=== Prompt ===
According to the book page below, how many members of Queen Victoria's household does Serving Victoria follow?

Serving Victoria by Kate Hubbard
Life in the Royal Household

74%

5 Critic Reviews

One of the most fascinating aspects of “Serving Victoria” is the mirrored portrait it reveals of the queen herself. We see her develop from a teenager to a matriarch, but it is apparent that, at any age, the strength of her personality and her passionate nature were as crucial to her position as her capacity for dominating those around her.
-Washington Times

Synopsis

During her sixty-three-year reign, Queen Victoria gathered around herself a household dedicated to her service. For some, royal employment was the defining experience of their lives; for others it came as an unwelcome duty or as a prelude to greater things. Serving Victoria follows the lives of six members of her household, from the governess to the royal children, from her maid of  honor to her chaplain and her personal physician.

=== Raw data ===
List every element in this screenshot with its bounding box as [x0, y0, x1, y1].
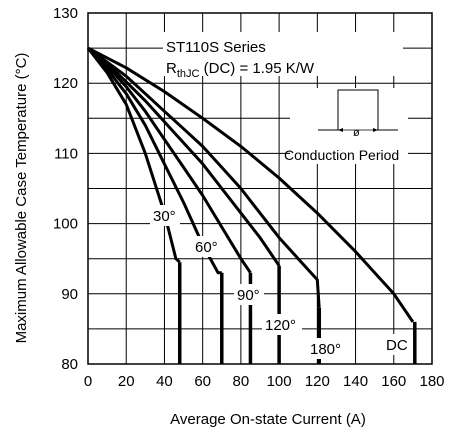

=== Final answer ===
Six